== What is being asked ==
The listing below should be printed exactly, every line of it. Skip the pictures.

== Records for processing ==
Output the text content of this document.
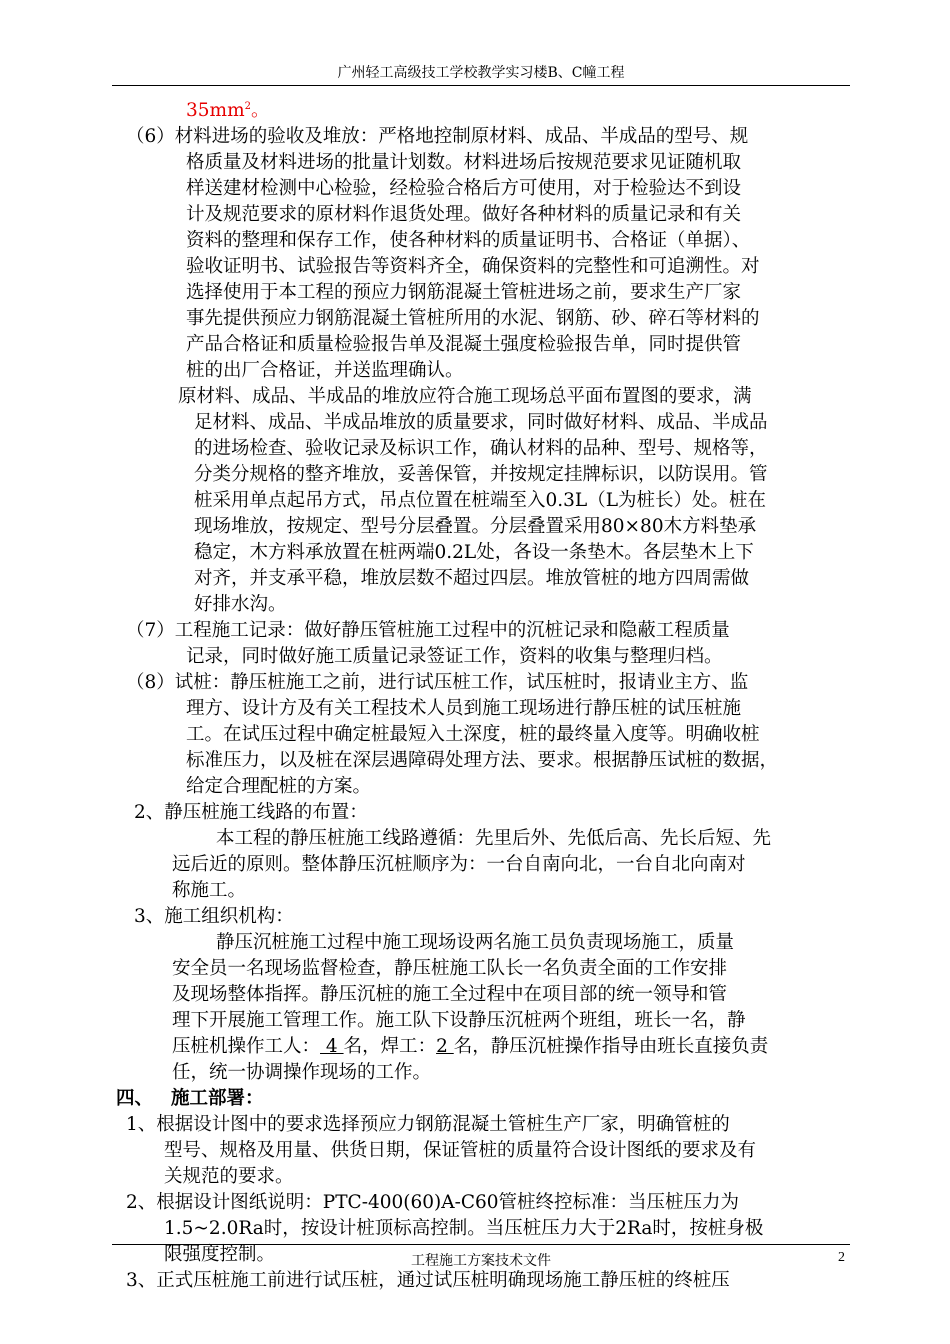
广州轻工高级技工学校教学实习楼B、C幢工程
$35mm^2$。
（6）材料进场的验收及堆放：严格地控制原材料、成品、半成品的型号、规
格质量及材料进场的批量计划数。材料进场后按规范要求见证随机取
样送建材检测中心检验，经检验合格后方可使用，对于检验达不到设
计及规范要求的原材料作退货处理。做好各种材料的质量记录和有关
资料的整理和保存工作，使各种材料的质量证明书、合格证（单据）、
验收证明书、试验报告等资料齐全，确保资料的完整性和可追溯性。对
选择使用于本工程的预应力钢筋混凝土管桩进场之前，要求生产厂家
事先提供预应力钢筋混凝土管桩所用的水泥、钢筋、砂、碎石等材料的
产品合格证和质量检验报告单及混凝土强度检验报告单，同时提供管
桩的出厂合格证，并送监理确认。
原材料、成品、半成品的堆放应符合施工现场总平面布置图的要求，满
足材料、成品、半成品堆放的质量要求，同时做好材料、成品、半成品
的进场检查、验收记录及标识工作，确认材料的品种、型号、规格等，
分类分规格的整齐堆放，妥善保管，并按规定挂牌标识，以防误用。管
桩采用单点起吊方式，吊点位置在桩端至入0.3L（L为桩长）处。桩在
现场堆放，按规定、型号分层叠置。分层叠置采用80×80木方料垫承
稳定，木方料承放置在桩两端0.2L处，各设一条垫木。各层垫木上下
对齐，并支承平稳，堆放层数不超过四层。堆放管桩的地方四周需做
好排水沟。
（7）工程施工记录：做好静压管桩施工过程中的沉桩记录和隐蔽工程质量
记录，同时做好施工质量记录签证工作，资料的收集与整理归档。
（8）试桩：静压桩施工之前，进行试压桩工作，试压桩时，报请业主方、监
理方、设计方及有关工程技术人员到施工现场进行静压桩的试压桩施
工。在试压过程中确定桩最短入土深度，桩的最终量入度等。明确收桩
标准压力，以及桩在深层遇障碍处理方法、要求。根据静压试桩的数据，
给定合理配桩的方案。
2、静压桩施工线路的布置：
本工程的静压桩施工线路遵循：先里后外、先低后高、先长后短、先
远后近的原则。整体静压沉桩顺序为：一台自南向北，一台自北向南对
称施工。
3、施工组织机构：
静压沉桩施工过程中施工现场设两名施工员负责现场施工，质量
安全员一名现场监督检查，静压桩施工队长一名负责全面的工作安排
及现场整体指挥。静压沉桩的施工全过程中在项目部的统一领导和管
理下开展施工管理工作。施工队下设静压沉桩两个班组，班长一名，静
压桩机操作工人： 4 名，焊工：2 名，静压沉桩操作指导由班长直接负责
任，统一协调操作现场的工作。
四、 施工部署：
1、根据设计图中的要求选择预应力钢筋混凝土管桩生产厂家，明确管桩的
型号、规格及用量、供货日期，保证管桩的质量符合设计图纸的要求及有
关规范的要求。
2、根据设计图纸说明：PTC-400(60)A-C60管桩终控标准：当压桩压力为
1.5~2.0Ra时，按设计桩顶标高控制。当压桩压力大于2Ra时，按桩身极
限强度控制。
3、正式压桩施工前进行试压桩，通过试压桩明确现场施工静压桩的终桩压
工程施工方案技术文件	2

== Result for this exercise ==
Output the text content of this document.
广州轻工高级技工学校教学实习楼B、C幢工程
$35mm^2$。
（6）材料进场的验收及堆放：严格地控制原材料、成品、半成品的型号、规
格质量及材料进场的批量计划数。材料进场后按规范要求见证随机取
样送建材检测中心检验，经检验合格后方可使用，对于检验达不到设
计及规范要求的原材料作退货处理。做好各种材料的质量记录和有关
资料的整理和保存工作，使各种材料的质量证明书、合格证（单据）、
验收证明书、试验报告等资料齐全，确保资料的完整性和可追溯性。对
选择使用于本工程的预应力钢筋混凝土管桩进场之前，要求生产厂家
事先提供预应力钢筋混凝土管桩所用的水泥、钢筋、砂、碎石等材料的
产品合格证和质量检验报告单及混凝土强度检验报告单，同时提供管
桩的出厂合格证，并送监理确认。
原材料、成品、半成品的堆放应符合施工现场总平面布置图的要求，满
足材料、成品、半成品堆放的质量要求，同时做好材料、成品、半成品
的进场检查、验收记录及标识工作，确认材料的品种、型号、规格等，
分类分规格的整齐堆放，妥善保管，并按规定挂牌标识，以防误用。管
桩采用单点起吊方式，吊点位置在桩端至入0.3L（L为桩长）处。桩在
现场堆放，按规定、型号分层叠置。分层叠置采用80×80木方料垫承
稳定，木方料承放置在桩两端0.2L处，各设一条垫木。各层垫木上下
对齐，并支承平稳，堆放层数不超过四层。堆放管桩的地方四周需做
好排水沟。
（7）工程施工记录：做好静压管桩施工过程中的沉桩记录和隐蔽工程质量
记录，同时做好施工质量记录签证工作，资料的收集与整理归档。
（8）试桩：静压桩施工之前，进行试压桩工作，试压桩时，报请业主方、监
理方、设计方及有关工程技术人员到施工现场进行静压桩的试压桩施
工。在试压过程中确定桩最短入土深度，桩的最终量入度等。明确收桩
标准压力，以及桩在深层遇障碍处理方法、要求。根据静压试桩的数据，
给定合理配桩的方案。
2、静压桩施工线路的布置：
本工程的静压桩施工线路遵循：先里后外、先低后高、先长后短、先
远后近的原则。整体静压沉桩顺序为：一台自南向北，一台自北向南对
称施工。
3、施工组织机构：
静压沉桩施工过程中施工现场设两名施工员负责现场施工，质量
安全员一名现场监督检查，静压桩施工队长一名负责全面的工作安排
及现场整体指挥。静压沉桩的施工全过程中在项目部的统一领导和管
理下开展施工管理工作。施工队下设静压沉桩两个班组，班长一名，静
压桩机操作工人： 4 名，焊工：2 名，静压沉桩操作指导由班长直接负责
任，统一协调操作现场的工作。
四、 施工部署：
1、根据设计图中的要求选择预应力钢筋混凝土管桩生产厂家，明确管桩的
型号、规格及用量、供货日期，保证管桩的质量符合设计图纸的要求及有
关规范的要求。
2、根据设计图纸说明：PTC-400(60)A-C60管桩终控标准：当压桩压力为
1.5~2.0Ra时，按设计桩顶标高控制。当压桩压力大于2Ra时，按桩身极
限强度控制。
3、正式压桩施工前进行试压桩，通过试压桩明确现场施工静压桩的终桩压
工程施工方案技术文件	2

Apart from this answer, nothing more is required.